• [TASK DIRECTIONS]
Please give the listing again, word for word, with nothing left out.

Figure record extracts:
>> START

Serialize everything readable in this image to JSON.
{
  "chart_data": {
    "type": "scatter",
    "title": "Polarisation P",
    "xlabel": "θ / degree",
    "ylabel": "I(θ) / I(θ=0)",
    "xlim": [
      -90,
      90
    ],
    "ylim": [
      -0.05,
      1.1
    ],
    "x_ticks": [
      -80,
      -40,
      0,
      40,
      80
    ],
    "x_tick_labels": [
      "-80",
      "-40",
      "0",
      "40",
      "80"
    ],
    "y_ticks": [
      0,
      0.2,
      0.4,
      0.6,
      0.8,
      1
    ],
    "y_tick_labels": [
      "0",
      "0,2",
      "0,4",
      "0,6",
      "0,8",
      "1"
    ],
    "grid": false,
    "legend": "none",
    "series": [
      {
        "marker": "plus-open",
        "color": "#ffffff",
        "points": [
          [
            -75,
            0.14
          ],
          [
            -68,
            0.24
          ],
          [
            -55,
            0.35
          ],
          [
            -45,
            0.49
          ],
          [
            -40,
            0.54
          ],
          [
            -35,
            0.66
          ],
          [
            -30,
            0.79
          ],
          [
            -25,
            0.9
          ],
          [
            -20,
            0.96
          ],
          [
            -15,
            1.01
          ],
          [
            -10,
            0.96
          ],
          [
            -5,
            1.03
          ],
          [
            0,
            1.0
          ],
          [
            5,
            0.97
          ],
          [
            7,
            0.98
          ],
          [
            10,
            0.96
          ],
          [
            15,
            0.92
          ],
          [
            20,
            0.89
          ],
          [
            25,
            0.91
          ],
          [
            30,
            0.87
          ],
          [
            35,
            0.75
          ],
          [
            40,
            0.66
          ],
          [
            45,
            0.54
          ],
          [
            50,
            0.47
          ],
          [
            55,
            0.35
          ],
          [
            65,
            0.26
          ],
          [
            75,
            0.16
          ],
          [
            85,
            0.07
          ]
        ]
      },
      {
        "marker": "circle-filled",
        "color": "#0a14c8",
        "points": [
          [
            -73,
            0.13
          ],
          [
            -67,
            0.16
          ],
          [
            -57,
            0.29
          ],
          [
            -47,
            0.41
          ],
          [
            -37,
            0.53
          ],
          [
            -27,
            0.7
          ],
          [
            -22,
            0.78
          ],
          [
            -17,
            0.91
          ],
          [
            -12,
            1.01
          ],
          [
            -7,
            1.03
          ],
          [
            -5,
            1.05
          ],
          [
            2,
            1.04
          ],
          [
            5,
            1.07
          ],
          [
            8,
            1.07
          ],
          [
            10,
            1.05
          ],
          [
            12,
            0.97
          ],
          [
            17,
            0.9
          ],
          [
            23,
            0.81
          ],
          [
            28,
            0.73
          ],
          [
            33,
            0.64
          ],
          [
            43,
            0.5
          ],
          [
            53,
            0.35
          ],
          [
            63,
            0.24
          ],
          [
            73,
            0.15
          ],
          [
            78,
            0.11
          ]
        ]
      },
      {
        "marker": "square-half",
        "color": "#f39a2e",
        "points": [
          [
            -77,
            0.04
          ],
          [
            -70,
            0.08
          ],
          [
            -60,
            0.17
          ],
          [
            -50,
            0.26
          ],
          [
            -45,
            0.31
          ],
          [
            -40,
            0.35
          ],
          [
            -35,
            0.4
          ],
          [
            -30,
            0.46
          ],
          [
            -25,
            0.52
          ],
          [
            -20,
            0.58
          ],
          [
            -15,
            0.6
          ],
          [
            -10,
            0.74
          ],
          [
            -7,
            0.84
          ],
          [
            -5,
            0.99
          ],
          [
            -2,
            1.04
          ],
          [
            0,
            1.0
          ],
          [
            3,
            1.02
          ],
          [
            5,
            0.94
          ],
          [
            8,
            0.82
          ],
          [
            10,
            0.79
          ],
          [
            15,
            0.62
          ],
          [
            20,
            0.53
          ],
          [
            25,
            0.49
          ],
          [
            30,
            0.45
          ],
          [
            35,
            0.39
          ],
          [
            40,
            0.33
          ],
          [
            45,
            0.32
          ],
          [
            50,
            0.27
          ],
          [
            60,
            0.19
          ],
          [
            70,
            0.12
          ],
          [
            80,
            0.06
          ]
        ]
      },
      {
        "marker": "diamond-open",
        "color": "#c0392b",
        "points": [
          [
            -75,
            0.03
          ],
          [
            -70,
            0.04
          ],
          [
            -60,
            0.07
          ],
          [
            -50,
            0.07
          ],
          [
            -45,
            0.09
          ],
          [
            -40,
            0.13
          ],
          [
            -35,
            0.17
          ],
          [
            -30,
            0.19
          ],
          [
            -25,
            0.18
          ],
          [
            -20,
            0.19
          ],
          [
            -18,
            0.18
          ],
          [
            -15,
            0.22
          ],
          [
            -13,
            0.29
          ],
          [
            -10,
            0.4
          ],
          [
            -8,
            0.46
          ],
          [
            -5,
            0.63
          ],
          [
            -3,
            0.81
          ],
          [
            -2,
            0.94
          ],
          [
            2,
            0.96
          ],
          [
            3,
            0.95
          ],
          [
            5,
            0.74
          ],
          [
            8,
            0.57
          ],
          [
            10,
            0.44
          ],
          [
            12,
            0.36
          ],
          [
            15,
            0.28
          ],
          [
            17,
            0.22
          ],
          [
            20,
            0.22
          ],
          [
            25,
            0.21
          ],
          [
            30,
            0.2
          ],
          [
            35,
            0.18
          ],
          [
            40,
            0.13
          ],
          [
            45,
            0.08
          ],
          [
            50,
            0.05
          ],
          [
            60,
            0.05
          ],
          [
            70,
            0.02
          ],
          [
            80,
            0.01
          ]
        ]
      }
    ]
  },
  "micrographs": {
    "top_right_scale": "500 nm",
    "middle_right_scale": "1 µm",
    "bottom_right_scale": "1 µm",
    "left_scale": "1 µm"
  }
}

>> END

• [RESULT FOR THIS EXERCISE]
Serialize everything readable in this image to JSON.
{
  "chart_data": {
    "type": "scatter",
    "title": "Polarisation P",
    "xlabel": "θ / degree",
    "ylabel": "I(θ) / I(θ=0)",
    "xlim": [
      -90,
      90
    ],
    "ylim": [
      -0.05,
      1.1
    ],
    "x_ticks": [
      -80,
      -40,
      0,
      40,
      80
    ],
    "x_tick_labels": [
      "-80",
      "-40",
      "0",
      "40",
      "80"
    ],
    "y_ticks": [
      0,
      0.2,
      0.4,
      0.6,
      0.8,
      1
    ],
    "y_tick_labels": [
      "0",
      "0,2",
      "0,4",
      "0,6",
      "0,8",
      "1"
    ],
    "grid": false,
    "legend": "none",
    "series": [
      {
        "marker": "plus-open",
        "color": "#ffffff",
        "points": [
          [
            -75,
            0.14
          ],
          [
            -68,
            0.24
          ],
          [
            -55,
            0.35
          ],
          [
            -45,
            0.49
          ],
          [
            -40,
            0.54
          ],
          [
            -35,
            0.66
          ],
          [
            -30,
            0.79
          ],
          [
            -25,
            0.9
          ],
          [
            -20,
            0.96
          ],
          [
            -15,
            1.01
          ],
          [
            -10,
            0.96
          ],
          [
            -5,
            1.03
          ],
          [
            0,
            1.0
          ],
          [
            5,
            0.97
          ],
          [
            7,
            0.98
          ],
          [
            10,
            0.96
          ],
          [
            15,
            0.92
          ],
          [
            20,
            0.89
          ],
          [
            25,
            0.91
          ],
          [
            30,
            0.87
          ],
          [
            35,
            0.75
          ],
          [
            40,
            0.66
          ],
          [
            45,
            0.54
          ],
          [
            50,
            0.47
          ],
          [
            55,
            0.35
          ],
          [
            65,
            0.26
          ],
          [
            75,
            0.16
          ],
          [
            85,
            0.07
          ]
        ]
      },
      {
        "marker": "circle-filled",
        "color": "#0a14c8",
        "points": [
          [
            -73,
            0.13
          ],
          [
            -67,
            0.16
          ],
          [
            -57,
            0.29
          ],
          [
            -47,
            0.41
          ],
          [
            -37,
            0.53
          ],
          [
            -27,
            0.7
          ],
          [
            -22,
            0.78
          ],
          [
            -17,
            0.91
          ],
          [
            -12,
            1.01
          ],
          [
            -7,
            1.03
          ],
          [
            -5,
            1.05
          ],
          [
            2,
            1.04
          ],
          [
            5,
            1.07
          ],
          [
            8,
            1.07
          ],
          [
            10,
            1.05
          ],
          [
            12,
            0.97
          ],
          [
            17,
            0.9
          ],
          [
            23,
            0.81
          ],
          [
            28,
            0.73
          ],
          [
            33,
            0.64
          ],
          [
            43,
            0.5
          ],
          [
            53,
            0.35
          ],
          [
            63,
            0.24
          ],
          [
            73,
            0.15
          ],
          [
            78,
            0.11
          ]
        ]
      },
      {
        "marker": "square-half",
        "color": "#f39a2e",
        "points": [
          [
            -77,
            0.04
          ],
          [
            -70,
            0.08
          ],
          [
            -60,
            0.17
          ],
          [
            -50,
            0.26
          ],
          [
            -45,
            0.31
          ],
          [
            -40,
            0.35
          ],
          [
            -35,
            0.4
          ],
          [
            -30,
            0.46
          ],
          [
            -25,
            0.52
          ],
          [
            -20,
            0.58
          ],
          [
            -15,
            0.6
          ],
          [
            -10,
            0.74
          ],
          [
            -7,
            0.84
          ],
          [
            -5,
            0.99
          ],
          [
            -2,
            1.04
          ],
          [
            0,
            1.0
          ],
          [
            3,
            1.02
          ],
          [
            5,
            0.94
          ],
          [
            8,
            0.82
          ],
          [
            10,
            0.79
          ],
          [
            15,
            0.62
          ],
          [
            20,
            0.53
          ],
          [
            25,
            0.49
          ],
          [
            30,
            0.45
          ],
          [
            35,
            0.39
          ],
          [
            40,
            0.33
          ],
          [
            45,
            0.32
          ],
          [
            50,
            0.27
          ],
          [
            60,
            0.19
          ],
          [
            70,
            0.12
          ],
          [
            80,
            0.06
          ]
        ]
      },
      {
        "marker": "diamond-open",
        "color": "#c0392b",
        "points": [
          [
            -75,
            0.03
          ],
          [
            -70,
            0.04
          ],
          [
            -60,
            0.07
          ],
          [
            -50,
            0.07
          ],
          [
            -45,
            0.09
          ],
          [
            -40,
            0.13
          ],
          [
            -35,
            0.17
          ],
          [
            -30,
            0.19
          ],
          [
            -25,
            0.18
          ],
          [
            -20,
            0.19
          ],
          [
            -18,
            0.18
          ],
          [
            -15,
            0.22
          ],
          [
            -13,
            0.29
          ],
          [
            -10,
            0.4
          ],
          [
            -8,
            0.46
          ],
          [
            -5,
            0.63
          ],
          [
            -3,
            0.81
          ],
          [
            -2,
            0.94
          ],
          [
            2,
            0.96
          ],
          [
            3,
            0.95
          ],
          [
            5,
            0.74
          ],
          [
            8,
            0.57
          ],
          [
            10,
            0.44
          ],
          [
            12,
            0.36
          ],
          [
            15,
            0.28
          ],
          [
            17,
            0.22
          ],
          [
            20,
            0.22
          ],
          [
            25,
            0.21
          ],
          [
            30,
            0.2
          ],
          [
            35,
            0.18
          ],
          [
            40,
            0.13
          ],
          [
            45,
            0.08
          ],
          [
            50,
            0.05
          ],
          [
            60,
            0.05
          ],
          [
            70,
            0.02
          ],
          [
            80,
            0.01
          ]
        ]
      }
    ]
  },
  "micrographs": {
    "top_right_scale": "500 nm",
    "middle_right_scale": "1 µm",
    "bottom_right_scale": "1 µm",
    "left_scale": "1 µm"
  }
}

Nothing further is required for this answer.